STATED GOAL |
Find the line that contains "Read this page and output its text content.". Repeat that line and all lines following it, exactly, through the end of the listing below.
┌────────
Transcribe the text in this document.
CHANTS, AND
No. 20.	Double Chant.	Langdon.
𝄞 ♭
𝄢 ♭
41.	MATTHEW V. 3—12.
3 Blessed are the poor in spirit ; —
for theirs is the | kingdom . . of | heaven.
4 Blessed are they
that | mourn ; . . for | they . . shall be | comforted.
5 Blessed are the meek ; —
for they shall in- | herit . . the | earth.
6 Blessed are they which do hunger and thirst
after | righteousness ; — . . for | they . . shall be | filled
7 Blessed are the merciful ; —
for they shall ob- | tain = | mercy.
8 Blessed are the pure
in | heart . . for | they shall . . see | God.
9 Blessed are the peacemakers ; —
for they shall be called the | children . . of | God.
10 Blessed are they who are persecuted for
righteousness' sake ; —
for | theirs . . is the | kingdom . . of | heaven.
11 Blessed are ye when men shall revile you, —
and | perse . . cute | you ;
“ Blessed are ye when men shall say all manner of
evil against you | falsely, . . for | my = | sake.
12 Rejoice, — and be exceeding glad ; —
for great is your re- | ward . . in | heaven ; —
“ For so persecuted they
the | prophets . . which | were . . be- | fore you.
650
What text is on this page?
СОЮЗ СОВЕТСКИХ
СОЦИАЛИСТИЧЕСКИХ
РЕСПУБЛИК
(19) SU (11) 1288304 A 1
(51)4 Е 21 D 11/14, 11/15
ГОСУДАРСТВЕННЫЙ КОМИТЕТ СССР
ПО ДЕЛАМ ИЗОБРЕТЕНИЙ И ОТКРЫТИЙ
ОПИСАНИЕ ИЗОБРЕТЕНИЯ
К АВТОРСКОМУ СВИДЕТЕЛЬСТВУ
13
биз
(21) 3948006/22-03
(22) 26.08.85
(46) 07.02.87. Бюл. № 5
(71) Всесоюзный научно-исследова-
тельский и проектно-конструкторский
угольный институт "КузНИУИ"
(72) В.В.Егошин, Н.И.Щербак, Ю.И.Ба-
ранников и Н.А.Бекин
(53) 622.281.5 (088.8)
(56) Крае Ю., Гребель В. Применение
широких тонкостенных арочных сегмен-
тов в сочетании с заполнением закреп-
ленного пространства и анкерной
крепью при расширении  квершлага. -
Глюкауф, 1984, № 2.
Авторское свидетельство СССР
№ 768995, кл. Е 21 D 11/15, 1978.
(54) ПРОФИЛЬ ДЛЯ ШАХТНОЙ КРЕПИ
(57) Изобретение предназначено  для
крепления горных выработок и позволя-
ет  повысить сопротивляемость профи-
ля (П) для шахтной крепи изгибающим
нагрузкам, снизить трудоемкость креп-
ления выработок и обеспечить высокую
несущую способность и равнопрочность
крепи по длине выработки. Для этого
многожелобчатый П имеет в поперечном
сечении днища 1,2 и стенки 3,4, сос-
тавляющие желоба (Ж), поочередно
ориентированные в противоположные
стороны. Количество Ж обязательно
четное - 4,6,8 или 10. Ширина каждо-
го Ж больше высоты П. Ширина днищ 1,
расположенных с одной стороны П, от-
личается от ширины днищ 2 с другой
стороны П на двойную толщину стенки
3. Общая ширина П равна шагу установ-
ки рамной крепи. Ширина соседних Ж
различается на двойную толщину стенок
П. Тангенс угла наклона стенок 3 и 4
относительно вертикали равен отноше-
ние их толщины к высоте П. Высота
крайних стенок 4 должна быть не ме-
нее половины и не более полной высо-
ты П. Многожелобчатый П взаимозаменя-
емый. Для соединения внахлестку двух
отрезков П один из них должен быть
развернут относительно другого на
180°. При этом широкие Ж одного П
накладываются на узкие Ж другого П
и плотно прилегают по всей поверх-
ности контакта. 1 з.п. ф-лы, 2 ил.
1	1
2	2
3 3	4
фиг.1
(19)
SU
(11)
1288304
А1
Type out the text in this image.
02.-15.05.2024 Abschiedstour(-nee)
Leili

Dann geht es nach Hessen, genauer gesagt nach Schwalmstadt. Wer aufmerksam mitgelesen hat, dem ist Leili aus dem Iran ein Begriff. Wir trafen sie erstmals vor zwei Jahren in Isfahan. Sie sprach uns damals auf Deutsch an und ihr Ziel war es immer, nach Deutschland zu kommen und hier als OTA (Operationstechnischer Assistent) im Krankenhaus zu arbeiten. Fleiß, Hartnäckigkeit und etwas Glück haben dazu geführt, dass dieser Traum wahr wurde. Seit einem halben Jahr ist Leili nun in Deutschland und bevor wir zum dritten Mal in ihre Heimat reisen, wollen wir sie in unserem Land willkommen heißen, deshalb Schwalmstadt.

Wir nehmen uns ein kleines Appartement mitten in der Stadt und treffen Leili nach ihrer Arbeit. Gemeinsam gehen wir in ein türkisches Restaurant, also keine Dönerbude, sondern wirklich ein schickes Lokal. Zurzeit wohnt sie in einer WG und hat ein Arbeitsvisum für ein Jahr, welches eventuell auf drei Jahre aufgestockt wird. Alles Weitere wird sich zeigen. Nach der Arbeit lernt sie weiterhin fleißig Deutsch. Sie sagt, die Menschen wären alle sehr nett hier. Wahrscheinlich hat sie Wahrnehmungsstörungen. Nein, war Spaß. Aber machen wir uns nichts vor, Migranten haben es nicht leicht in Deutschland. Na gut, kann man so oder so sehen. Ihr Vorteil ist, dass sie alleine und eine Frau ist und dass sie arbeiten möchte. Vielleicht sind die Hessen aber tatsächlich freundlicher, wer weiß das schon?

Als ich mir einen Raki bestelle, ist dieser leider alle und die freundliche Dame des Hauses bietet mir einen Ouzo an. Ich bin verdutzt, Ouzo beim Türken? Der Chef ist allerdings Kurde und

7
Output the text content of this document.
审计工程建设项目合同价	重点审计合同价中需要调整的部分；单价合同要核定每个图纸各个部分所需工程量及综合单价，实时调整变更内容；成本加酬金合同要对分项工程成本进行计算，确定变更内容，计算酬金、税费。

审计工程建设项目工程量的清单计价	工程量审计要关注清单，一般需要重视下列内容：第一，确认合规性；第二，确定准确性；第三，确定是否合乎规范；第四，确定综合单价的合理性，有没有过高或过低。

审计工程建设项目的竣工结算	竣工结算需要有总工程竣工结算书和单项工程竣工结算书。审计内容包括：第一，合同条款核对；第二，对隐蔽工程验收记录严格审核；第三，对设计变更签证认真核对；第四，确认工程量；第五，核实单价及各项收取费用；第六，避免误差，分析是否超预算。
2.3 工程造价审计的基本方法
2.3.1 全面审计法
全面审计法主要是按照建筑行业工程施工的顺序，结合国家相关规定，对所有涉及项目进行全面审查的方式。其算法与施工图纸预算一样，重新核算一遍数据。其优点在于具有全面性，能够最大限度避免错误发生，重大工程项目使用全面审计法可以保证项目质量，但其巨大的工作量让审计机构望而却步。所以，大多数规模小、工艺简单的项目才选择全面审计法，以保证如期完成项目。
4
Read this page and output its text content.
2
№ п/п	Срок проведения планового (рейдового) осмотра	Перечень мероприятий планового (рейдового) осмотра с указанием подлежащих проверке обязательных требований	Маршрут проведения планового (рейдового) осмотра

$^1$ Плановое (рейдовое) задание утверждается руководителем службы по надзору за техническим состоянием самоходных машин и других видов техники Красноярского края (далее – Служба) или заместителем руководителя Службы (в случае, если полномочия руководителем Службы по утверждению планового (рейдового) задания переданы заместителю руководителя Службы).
└────────
THE RESPONSE |
Read this page and output its text content.
2
№ п/п	Срок проведения планового (рейдового) осмотра	Перечень мероприятий планового (рейдового) осмотра с указанием подлежащих проверке обязательных требований	Маршрут проведения планового (рейдового) осмотра

$^1$ Плановое (рейдовое) задание утверждается руководителем службы по надзору за техническим состоянием самоходных машин и других видов техники Красноярского края (далее – Служба) или заместителем руководителя Службы (в случае, если полномочия руководителем Службы по утверждению планового (рейдового) задания переданы заместителю руководителя Службы).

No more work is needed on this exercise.